-- TASK PROMPT --
Transcribe every entry word for word, leaving out all images.

[Data items]
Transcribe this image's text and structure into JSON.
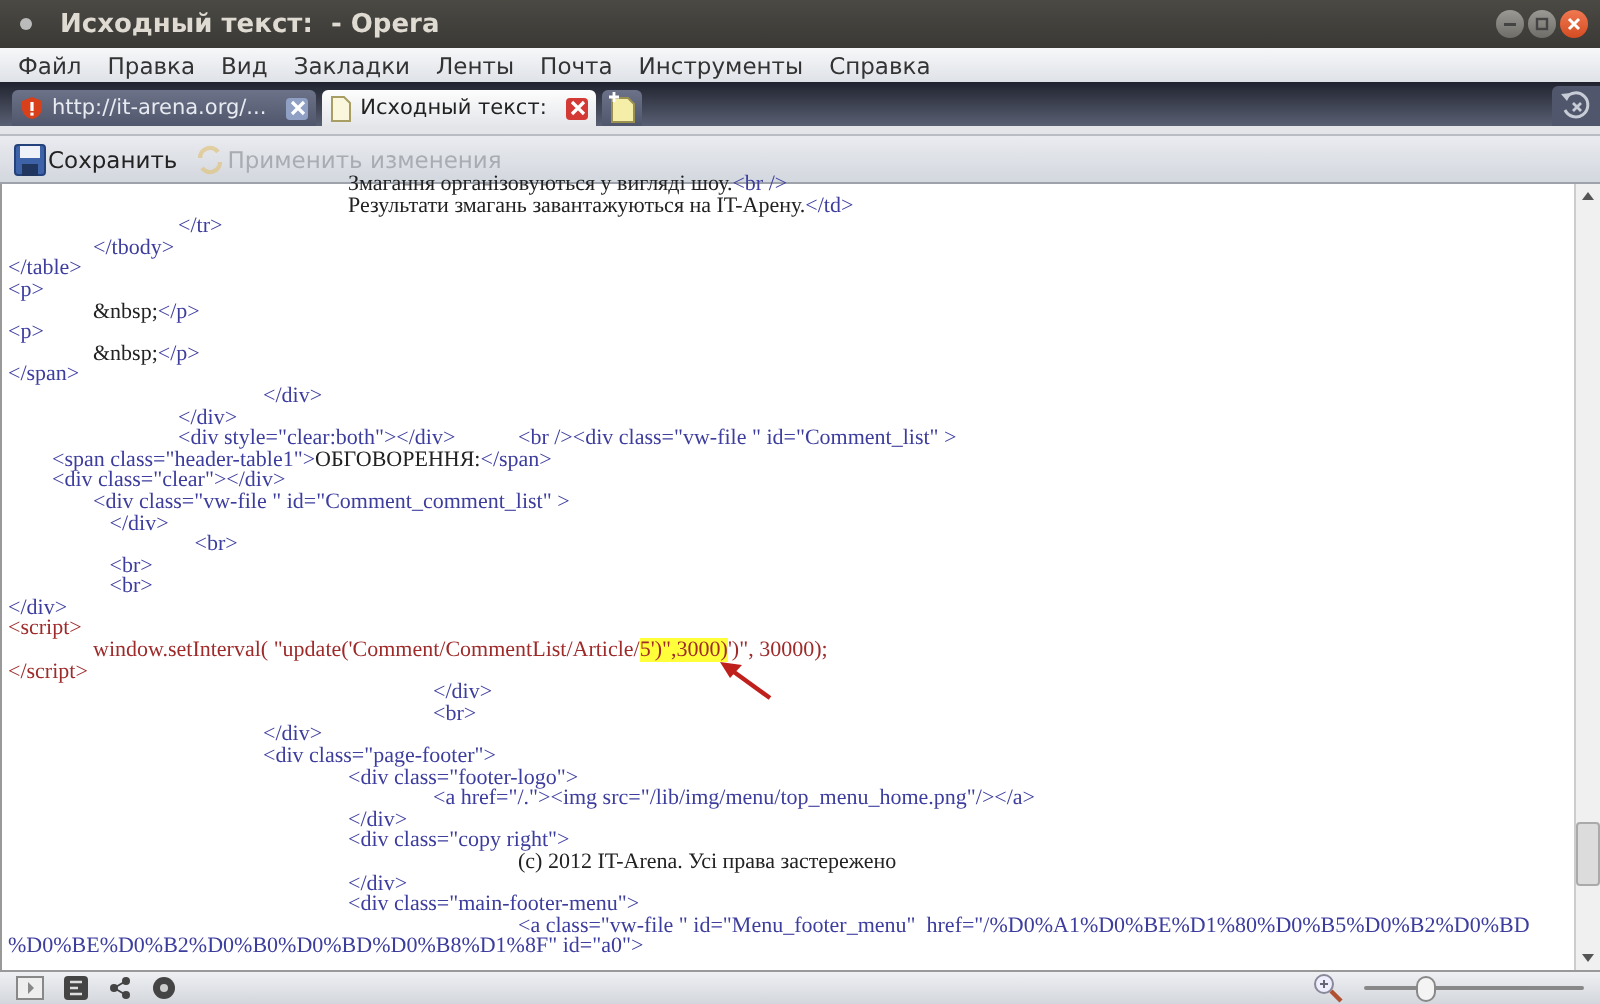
{
  "window": {
    "title": "Исходный текст:  - Opera"
  },
  "menu": [
    "Файл",
    "Правка",
    "Вид",
    "Закладки",
    "Ленты",
    "Почта",
    "Инструменты",
    "Справка"
  ],
  "tabs": [
    {
      "label": "http://it-arena.org/...",
      "selected": false
    },
    {
      "label": "Исходный текст:",
      "selected": true
    }
  ],
  "toolbar": [
    {
      "label": "Сохранить",
      "disabled": false
    },
    {
      "label": "Применить изменения",
      "disabled": true
    }
  ],
  "source": [
    {
      "parts": [
        {
          "kind": "text",
          "text": "\t\t\t\tЗмагання організовуються у вигляді шоу."
        },
        {
          "kind": "tag",
          "text": "<br />"
        }
      ]
    },
    {
      "parts": [
        {
          "kind": "text",
          "text": "\t\t\t\tРезультати змагань завантажуються на IT-Арену."
        },
        {
          "kind": "tag",
          "text": "</td>"
        }
      ]
    },
    {
      "parts": [
        {
          "kind": "tag",
          "text": "\t\t</tr>"
        }
      ]
    },
    {
      "parts": [
        {
          "kind": "tag",
          "text": "\t</tbody>"
        }
      ]
    },
    {
      "parts": [
        {
          "kind": "tag",
          "text": "</table>"
        }
      ]
    },
    {
      "parts": [
        {
          "kind": "tag",
          "text": "<p>"
        }
      ]
    },
    {
      "parts": [
        {
          "kind": "text",
          "text": "\t&nbsp;"
        },
        {
          "kind": "tag",
          "text": "</p>"
        }
      ]
    },
    {
      "parts": [
        {
          "kind": "tag",
          "text": "<p>"
        }
      ]
    },
    {
      "parts": [
        {
          "kind": "text",
          "text": "\t&nbsp;"
        },
        {
          "kind": "tag",
          "text": "</p>"
        }
      ]
    },
    {
      "parts": [
        {
          "kind": "tag",
          "text": "</span>"
        }
      ]
    },
    {
      "parts": [
        {
          "kind": "tag",
          "text": "\t\t\t</div>"
        }
      ]
    },
    {
      "parts": [
        {
          "kind": "tag",
          "text": "\t\t</div>"
        }
      ]
    },
    {
      "parts": [
        {
          "kind": "tag",
          "text": "\t\t<div style=\"clear:both\"></div>\t<br /><div class=\"vw-file \" id=\"Comment_list\" >"
        }
      ]
    },
    {
      "parts": [
        {
          "kind": "tag",
          "text": "        <span class=\"header-table1\">"
        },
        {
          "kind": "text",
          "text": "ОБГОВОРЕННЯ:"
        },
        {
          "kind": "tag",
          "text": "</span>"
        }
      ]
    },
    {
      "parts": [
        {
          "kind": "tag",
          "text": "        <div class=\"clear\"></div>"
        }
      ]
    },
    {
      "parts": [
        {
          "kind": "tag",
          "text": "\t<div class=\"vw-file \" id=\"Comment_comment_list\" >"
        }
      ]
    },
    {
      "parts": [
        {
          "kind": "tag",
          "text": "\t   </div>"
        }
      ]
    },
    {
      "parts": [
        {
          "kind": "tag",
          "text": "\t\t   <br>"
        }
      ]
    },
    {
      "parts": [
        {
          "kind": "tag",
          "text": "\t   <br>"
        }
      ]
    },
    {
      "parts": [
        {
          "kind": "tag",
          "text": "\t   <br>"
        }
      ]
    },
    {
      "parts": [
        {
          "kind": "tag",
          "text": "</div>"
        }
      ]
    },
    {
      "parts": [
        {
          "kind": "script",
          "text": "<script>"
        }
      ]
    },
    {
      "parts": [
        {
          "kind": "script",
          "text": "\twindow.setInterval( \"update('Comment/CommentList/Article/"
        },
        {
          "kind": "highlight",
          "text": "5')\",3000)"
        },
        {
          "kind": "script",
          "text": "')\", 30000);"
        }
      ]
    },
    {
      "parts": [
        {
          "kind": "script",
          "text": "</script>"
        }
      ]
    },
    {
      "parts": [
        {
          "kind": "tag",
          "text": "\t\t\t\t\t</div>"
        }
      ]
    },
    {
      "parts": [
        {
          "kind": "tag",
          "text": "\t\t\t\t\t<br>"
        }
      ]
    },
    {
      "parts": [
        {
          "kind": "tag",
          "text": "\t\t\t</div>"
        }
      ]
    },
    {
      "parts": [
        {
          "kind": "tag",
          "text": "\t\t\t<div class=\"page-footer\">"
        }
      ]
    },
    {
      "parts": [
        {
          "kind": "tag",
          "text": "\t\t\t\t<div class=\"footer-logo\">"
        }
      ]
    },
    {
      "parts": [
        {
          "kind": "tag",
          "text": "\t\t\t\t\t<a href=\"/.\"><img src=\"/lib/img/menu/top_menu_home.png\"/></a>"
        }
      ]
    },
    {
      "parts": [
        {
          "kind": "tag",
          "text": "\t\t\t\t</div>"
        }
      ]
    },
    {
      "parts": [
        {
          "kind": "tag",
          "text": "\t\t\t\t<div class=\"copy right\">"
        }
      ]
    },
    {
      "parts": [
        {
          "kind": "text",
          "text": "\t\t\t\t\t\t(c) 2012 IT-Arena. Усі права застережено"
        }
      ]
    },
    {
      "parts": [
        {
          "kind": "tag",
          "text": "\t\t\t\t</div>"
        }
      ]
    },
    {
      "parts": [
        {
          "kind": "tag",
          "text": "\t\t\t\t<div class=\"main-footer-menu\">"
        }
      ]
    },
    {
      "parts": [
        {
          "kind": "tag",
          "text": "\t\t\t\t\t\t<a class=\"vw-file \" id=\"Menu_footer_menu\"  href=\"/%D0%A1%D0%BE%D1%80%D0%B5%D0%B2%D0%BD"
        }
      ]
    },
    {
      "parts": [
        {
          "kind": "tag",
          "text": "%D0%BE%D0%B2%D0%B0%D0%BD%D0%B8%D1%8F\" id=\"a0\">"
        }
      ]
    }
  ],
  "zoom": {
    "level": 0.27
  }
}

-- WRITTEN SOLUTION --
Transcribe this image's text and structure into JSON.
{
  "window": {
    "title": "Исходный текст:  - Opera"
  },
  "menu": [
    "Файл",
    "Правка",
    "Вид",
    "Закладки",
    "Ленты",
    "Почта",
    "Инструменты",
    "Справка"
  ],
  "tabs": [
    {
      "label": "http://it-arena.org/...",
      "selected": false
    },
    {
      "label": "Исходный текст:",
      "selected": true
    }
  ],
  "toolbar": [
    {
      "label": "Сохранить",
      "disabled": false
    },
    {
      "label": "Применить изменения",
      "disabled": true
    }
  ],
  "source": [
    {
      "parts": [
        {
          "kind": "text",
          "text": "\t\t\t\tЗмагання організовуються у вигляді шоу."
        },
        {
          "kind": "tag",
          "text": "<br />"
        }
      ]
    },
    {
      "parts": [
        {
          "kind": "text",
          "text": "\t\t\t\tРезультати змагань завантажуються на IT-Арену."
        },
        {
          "kind": "tag",
          "text": "</td>"
        }
      ]
    },
    {
      "parts": [
        {
          "kind": "tag",
          "text": "\t\t</tr>"
        }
      ]
    },
    {
      "parts": [
        {
          "kind": "tag",
          "text": "\t</tbody>"
        }
      ]
    },
    {
      "parts": [
        {
          "kind": "tag",
          "text": "</table>"
        }
      ]
    },
    {
      "parts": [
        {
          "kind": "tag",
          "text": "<p>"
        }
      ]
    },
    {
      "parts": [
        {
          "kind": "text",
          "text": "\t&nbsp;"
        },
        {
          "kind": "tag",
          "text": "</p>"
        }
      ]
    },
    {
      "parts": [
        {
          "kind": "tag",
          "text": "<p>"
        }
      ]
    },
    {
      "parts": [
        {
          "kind": "text",
          "text": "\t&nbsp;"
        },
        {
          "kind": "tag",
          "text": "</p>"
        }
      ]
    },
    {
      "parts": [
        {
          "kind": "tag",
          "text": "</span>"
        }
      ]
    },
    {
      "parts": [
        {
          "kind": "tag",
          "text": "\t\t\t</div>"
        }
      ]
    },
    {
      "parts": [
        {
          "kind": "tag",
          "text": "\t\t</div>"
        }
      ]
    },
    {
      "parts": [
        {
          "kind": "tag",
          "text": "\t\t<div style=\"clear:both\"></div>\t<br /><div class=\"vw-file \" id=\"Comment_list\" >"
        }
      ]
    },
    {
      "parts": [
        {
          "kind": "tag",
          "text": "        <span class=\"header-table1\">"
        },
        {
          "kind": "text",
          "text": "ОБГОВОРЕННЯ:"
        },
        {
          "kind": "tag",
          "text": "</span>"
        }
      ]
    },
    {
      "parts": [
        {
          "kind": "tag",
          "text": "        <div class=\"clear\"></div>"
        }
      ]
    },
    {
      "parts": [
        {
          "kind": "tag",
          "text": "\t<div class=\"vw-file \" id=\"Comment_comment_list\" >"
        }
      ]
    },
    {
      "parts": [
        {
          "kind": "tag",
          "text": "\t   </div>"
        }
      ]
    },
    {
      "parts": [
        {
          "kind": "tag",
          "text": "\t\t   <br>"
        }
      ]
    },
    {
      "parts": [
        {
          "kind": "tag",
          "text": "\t   <br>"
        }
      ]
    },
    {
      "parts": [
        {
          "kind": "tag",
          "text": "\t   <br>"
        }
      ]
    },
    {
      "parts": [
        {
          "kind": "tag",
          "text": "</div>"
        }
      ]
    },
    {
      "parts": [
        {
          "kind": "script",
          "text": "<script>"
        }
      ]
    },
    {
      "parts": [
        {
          "kind": "script",
          "text": "\twindow.setInterval( \"update('Comment/CommentList/Article/"
        },
        {
          "kind": "highlight",
          "text": "5')\",3000)"
        },
        {
          "kind": "script",
          "text": "')\", 30000);"
        }
      ]
    },
    {
      "parts": [
        {
          "kind": "script",
          "text": "</script>"
        }
      ]
    },
    {
      "parts": [
        {
          "kind": "tag",
          "text": "\t\t\t\t\t</div>"
        }
      ]
    },
    {
      "parts": [
        {
          "kind": "tag",
          "text": "\t\t\t\t\t<br>"
        }
      ]
    },
    {
      "parts": [
        {
          "kind": "tag",
          "text": "\t\t\t</div>"
        }
      ]
    },
    {
      "parts": [
        {
          "kind": "tag",
          "text": "\t\t\t<div class=\"page-footer\">"
        }
      ]
    },
    {
      "parts": [
        {
          "kind": "tag",
          "text": "\t\t\t\t<div class=\"footer-logo\">"
        }
      ]
    },
    {
      "parts": [
        {
          "kind": "tag",
          "text": "\t\t\t\t\t<a href=\"/.\"><img src=\"/lib/img/menu/top_menu_home.png\"/></a>"
        }
      ]
    },
    {
      "parts": [
        {
          "kind": "tag",
          "text": "\t\t\t\t</div>"
        }
      ]
    },
    {
      "parts": [
        {
          "kind": "tag",
          "text": "\t\t\t\t<div class=\"copy right\">"
        }
      ]
    },
    {
      "parts": [
        {
          "kind": "text",
          "text": "\t\t\t\t\t\t(c) 2012 IT-Arena. Усі права застережено"
        }
      ]
    },
    {
      "parts": [
        {
          "kind": "tag",
          "text": "\t\t\t\t</div>"
        }
      ]
    },
    {
      "parts": [
        {
          "kind": "tag",
          "text": "\t\t\t\t<div class=\"main-footer-menu\">"
        }
      ]
    },
    {
      "parts": [
        {
          "kind": "tag",
          "text": "\t\t\t\t\t\t<a class=\"vw-file \" id=\"Menu_footer_menu\"  href=\"/%D0%A1%D0%BE%D1%80%D0%B5%D0%B2%D0%BD"
        }
      ]
    },
    {
      "parts": [
        {
          "kind": "tag",
          "text": "%D0%BE%D0%B2%D0%B0%D0%BD%D0%B8%D1%8F\" id=\"a0\">"
        }
      ]
    }
  ],
  "zoom": {
    "level": 0.27
  }
}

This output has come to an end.